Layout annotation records
┄┄┄┄┄┄

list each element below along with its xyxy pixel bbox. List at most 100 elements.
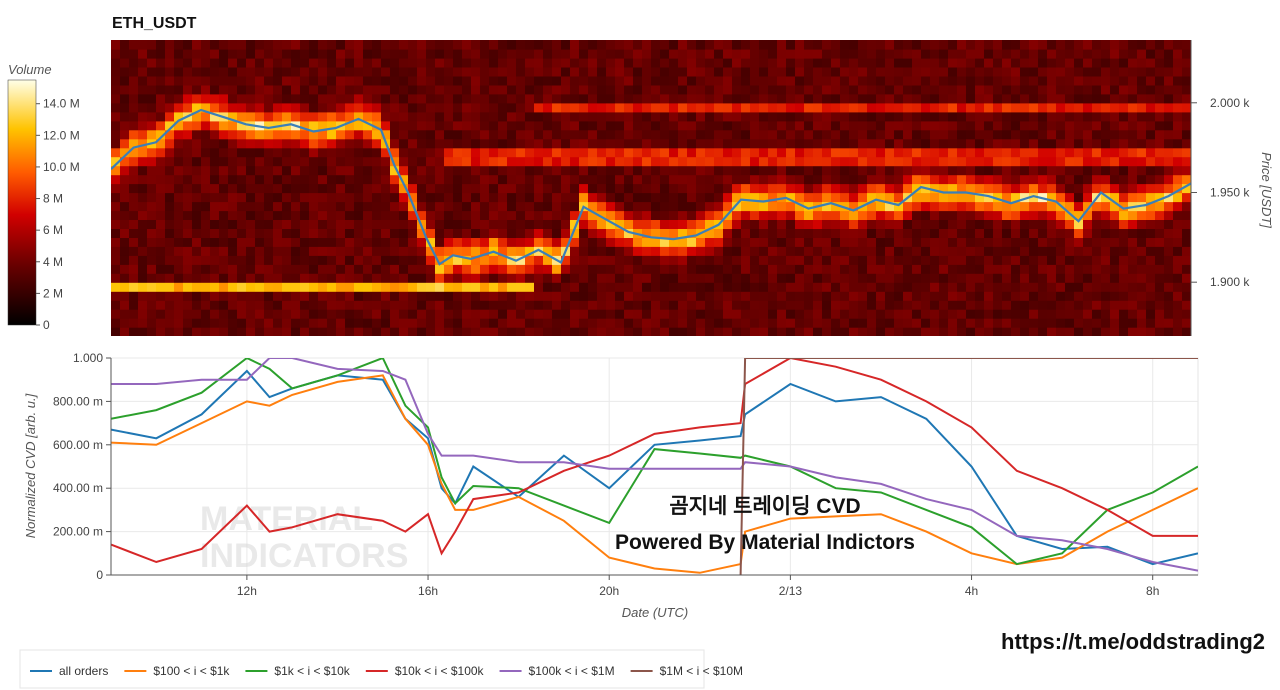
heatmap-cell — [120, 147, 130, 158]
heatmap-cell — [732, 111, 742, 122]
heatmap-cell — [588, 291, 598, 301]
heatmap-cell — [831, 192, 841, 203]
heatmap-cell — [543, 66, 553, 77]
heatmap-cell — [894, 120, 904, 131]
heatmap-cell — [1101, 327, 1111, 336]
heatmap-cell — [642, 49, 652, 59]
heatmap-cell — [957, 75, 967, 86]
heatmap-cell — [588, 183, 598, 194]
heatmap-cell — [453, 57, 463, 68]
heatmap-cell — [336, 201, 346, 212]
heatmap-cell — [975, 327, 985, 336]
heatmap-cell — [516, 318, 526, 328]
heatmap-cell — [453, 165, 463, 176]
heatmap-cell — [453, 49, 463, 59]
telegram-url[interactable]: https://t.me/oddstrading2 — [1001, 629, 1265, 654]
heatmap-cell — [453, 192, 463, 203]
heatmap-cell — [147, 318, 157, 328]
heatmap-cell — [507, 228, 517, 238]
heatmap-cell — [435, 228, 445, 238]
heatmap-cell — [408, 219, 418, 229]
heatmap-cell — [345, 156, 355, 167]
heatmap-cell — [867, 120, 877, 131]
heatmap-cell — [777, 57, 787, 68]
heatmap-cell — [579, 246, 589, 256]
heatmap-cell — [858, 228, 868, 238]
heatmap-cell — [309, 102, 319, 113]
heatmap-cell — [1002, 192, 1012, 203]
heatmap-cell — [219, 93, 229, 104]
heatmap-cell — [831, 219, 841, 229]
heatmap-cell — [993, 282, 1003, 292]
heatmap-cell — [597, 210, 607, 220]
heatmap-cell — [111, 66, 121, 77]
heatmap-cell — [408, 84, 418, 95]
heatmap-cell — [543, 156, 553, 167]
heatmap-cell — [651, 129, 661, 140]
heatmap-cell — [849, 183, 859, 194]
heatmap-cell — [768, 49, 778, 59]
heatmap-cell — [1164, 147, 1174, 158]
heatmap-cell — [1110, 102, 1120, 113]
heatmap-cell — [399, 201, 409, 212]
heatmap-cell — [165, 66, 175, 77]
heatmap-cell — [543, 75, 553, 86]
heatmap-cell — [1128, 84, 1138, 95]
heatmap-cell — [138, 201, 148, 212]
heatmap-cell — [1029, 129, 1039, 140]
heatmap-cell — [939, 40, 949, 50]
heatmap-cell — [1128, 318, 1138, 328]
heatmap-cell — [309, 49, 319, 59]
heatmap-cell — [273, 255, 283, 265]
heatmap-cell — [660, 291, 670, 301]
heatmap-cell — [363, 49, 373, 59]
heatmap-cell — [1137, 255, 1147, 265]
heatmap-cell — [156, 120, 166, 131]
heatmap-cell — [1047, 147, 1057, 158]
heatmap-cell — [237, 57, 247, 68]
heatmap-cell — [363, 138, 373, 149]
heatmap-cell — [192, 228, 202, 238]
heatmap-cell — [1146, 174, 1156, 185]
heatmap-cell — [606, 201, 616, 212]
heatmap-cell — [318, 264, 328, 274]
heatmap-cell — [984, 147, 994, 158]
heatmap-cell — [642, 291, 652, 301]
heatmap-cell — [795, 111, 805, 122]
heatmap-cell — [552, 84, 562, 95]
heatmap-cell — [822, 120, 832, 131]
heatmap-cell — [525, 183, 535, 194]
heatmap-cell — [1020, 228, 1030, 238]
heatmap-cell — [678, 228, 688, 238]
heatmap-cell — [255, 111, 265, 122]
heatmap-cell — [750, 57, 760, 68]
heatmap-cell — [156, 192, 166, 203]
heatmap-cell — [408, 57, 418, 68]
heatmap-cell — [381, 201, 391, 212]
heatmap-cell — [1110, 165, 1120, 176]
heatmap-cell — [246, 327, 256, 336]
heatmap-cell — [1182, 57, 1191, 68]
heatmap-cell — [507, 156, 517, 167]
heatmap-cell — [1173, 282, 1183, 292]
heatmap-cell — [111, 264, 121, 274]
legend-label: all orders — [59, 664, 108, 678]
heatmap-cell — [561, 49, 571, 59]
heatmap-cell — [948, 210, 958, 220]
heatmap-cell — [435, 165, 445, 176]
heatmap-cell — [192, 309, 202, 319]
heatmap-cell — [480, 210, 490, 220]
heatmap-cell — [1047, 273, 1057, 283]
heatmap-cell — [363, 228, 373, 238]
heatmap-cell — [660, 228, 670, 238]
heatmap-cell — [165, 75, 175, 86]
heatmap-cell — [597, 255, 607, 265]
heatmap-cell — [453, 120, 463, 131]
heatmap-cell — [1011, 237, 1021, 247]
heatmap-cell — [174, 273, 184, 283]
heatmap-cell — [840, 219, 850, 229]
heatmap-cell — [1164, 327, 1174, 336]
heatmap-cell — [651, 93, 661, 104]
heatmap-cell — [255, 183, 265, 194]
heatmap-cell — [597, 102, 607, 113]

┄┄┄┄┄┄

**Task instructions**
Revise all of the records, swapping "all orders" for "every order" and keeping everything else the same. Omit the pictures from your answer.

**Task result**
list each element below along with its xyxy pixel bbox. List at most 100 elements.
heatmap-cell — [120, 147, 130, 158]
heatmap-cell — [732, 111, 742, 122]
heatmap-cell — [588, 291, 598, 301]
heatmap-cell — [831, 192, 841, 203]
heatmap-cell — [543, 66, 553, 77]
heatmap-cell — [894, 120, 904, 131]
heatmap-cell — [1101, 327, 1111, 336]
heatmap-cell — [642, 49, 652, 59]
heatmap-cell — [957, 75, 967, 86]
heatmap-cell — [588, 183, 598, 194]
heatmap-cell — [453, 57, 463, 68]
heatmap-cell — [336, 201, 346, 212]
heatmap-cell — [975, 327, 985, 336]
heatmap-cell — [516, 318, 526, 328]
heatmap-cell — [453, 165, 463, 176]
heatmap-cell — [453, 49, 463, 59]
telegram-url[interactable]: https://t.me/oddstrading2 — [1001, 629, 1265, 654]
heatmap-cell — [453, 192, 463, 203]
heatmap-cell — [147, 318, 157, 328]
heatmap-cell — [507, 228, 517, 238]
heatmap-cell — [435, 228, 445, 238]
heatmap-cell — [408, 219, 418, 229]
heatmap-cell — [345, 156, 355, 167]
heatmap-cell — [867, 120, 877, 131]
heatmap-cell — [777, 57, 787, 68]
heatmap-cell — [579, 246, 589, 256]
heatmap-cell — [858, 228, 868, 238]
heatmap-cell — [309, 102, 319, 113]
heatmap-cell — [1002, 192, 1012, 203]
heatmap-cell — [219, 93, 229, 104]
heatmap-cell — [831, 219, 841, 229]
heatmap-cell — [993, 282, 1003, 292]
heatmap-cell — [597, 210, 607, 220]
heatmap-cell — [111, 66, 121, 77]
heatmap-cell — [408, 84, 418, 95]
heatmap-cell — [543, 156, 553, 167]
heatmap-cell — [651, 129, 661, 140]
heatmap-cell — [849, 183, 859, 194]
heatmap-cell — [768, 49, 778, 59]
heatmap-cell — [1164, 147, 1174, 158]
heatmap-cell — [1110, 102, 1120, 113]
heatmap-cell — [399, 201, 409, 212]
heatmap-cell — [165, 66, 175, 77]
heatmap-cell — [543, 75, 553, 86]
heatmap-cell — [1128, 84, 1138, 95]
heatmap-cell — [138, 201, 148, 212]
heatmap-cell — [1029, 129, 1039, 140]
heatmap-cell — [939, 40, 949, 50]
heatmap-cell — [1128, 318, 1138, 328]
heatmap-cell — [309, 49, 319, 59]
heatmap-cell — [273, 255, 283, 265]
heatmap-cell — [660, 291, 670, 301]
heatmap-cell — [363, 49, 373, 59]
heatmap-cell — [1137, 255, 1147, 265]
heatmap-cell — [156, 120, 166, 131]
heatmap-cell — [1047, 147, 1057, 158]
heatmap-cell — [237, 57, 247, 68]
heatmap-cell — [363, 138, 373, 149]
heatmap-cell — [192, 228, 202, 238]
heatmap-cell — [1146, 174, 1156, 185]
heatmap-cell — [606, 201, 616, 212]
heatmap-cell — [318, 264, 328, 274]
heatmap-cell — [984, 147, 994, 158]
heatmap-cell — [642, 291, 652, 301]
heatmap-cell — [795, 111, 805, 122]
heatmap-cell — [552, 84, 562, 95]
heatmap-cell — [822, 120, 832, 131]
heatmap-cell — [525, 183, 535, 194]
heatmap-cell — [1020, 228, 1030, 238]
heatmap-cell — [678, 228, 688, 238]
heatmap-cell — [255, 111, 265, 122]
heatmap-cell — [750, 57, 760, 68]
heatmap-cell — [156, 192, 166, 203]
heatmap-cell — [408, 57, 418, 68]
heatmap-cell — [381, 201, 391, 212]
heatmap-cell — [1110, 165, 1120, 176]
heatmap-cell — [246, 327, 256, 336]
heatmap-cell — [1182, 57, 1191, 68]
heatmap-cell — [507, 156, 517, 167]
heatmap-cell — [1173, 282, 1183, 292]
heatmap-cell — [111, 264, 121, 274]
legend-label: every order — [59, 664, 108, 678]
heatmap-cell — [561, 49, 571, 59]
heatmap-cell — [948, 210, 958, 220]
heatmap-cell — [435, 165, 445, 176]
heatmap-cell — [192, 309, 202, 319]
heatmap-cell — [480, 210, 490, 220]
heatmap-cell — [1047, 273, 1057, 283]
heatmap-cell — [363, 228, 373, 238]
heatmap-cell — [660, 228, 670, 238]
heatmap-cell — [165, 75, 175, 86]
heatmap-cell — [597, 255, 607, 265]
heatmap-cell — [453, 120, 463, 131]
heatmap-cell — [1011, 237, 1021, 247]
heatmap-cell — [174, 273, 184, 283]
heatmap-cell — [840, 219, 850, 229]
heatmap-cell — [1164, 327, 1174, 336]
heatmap-cell — [651, 93, 661, 104]
heatmap-cell — [255, 183, 265, 194]
heatmap-cell — [597, 102, 607, 113]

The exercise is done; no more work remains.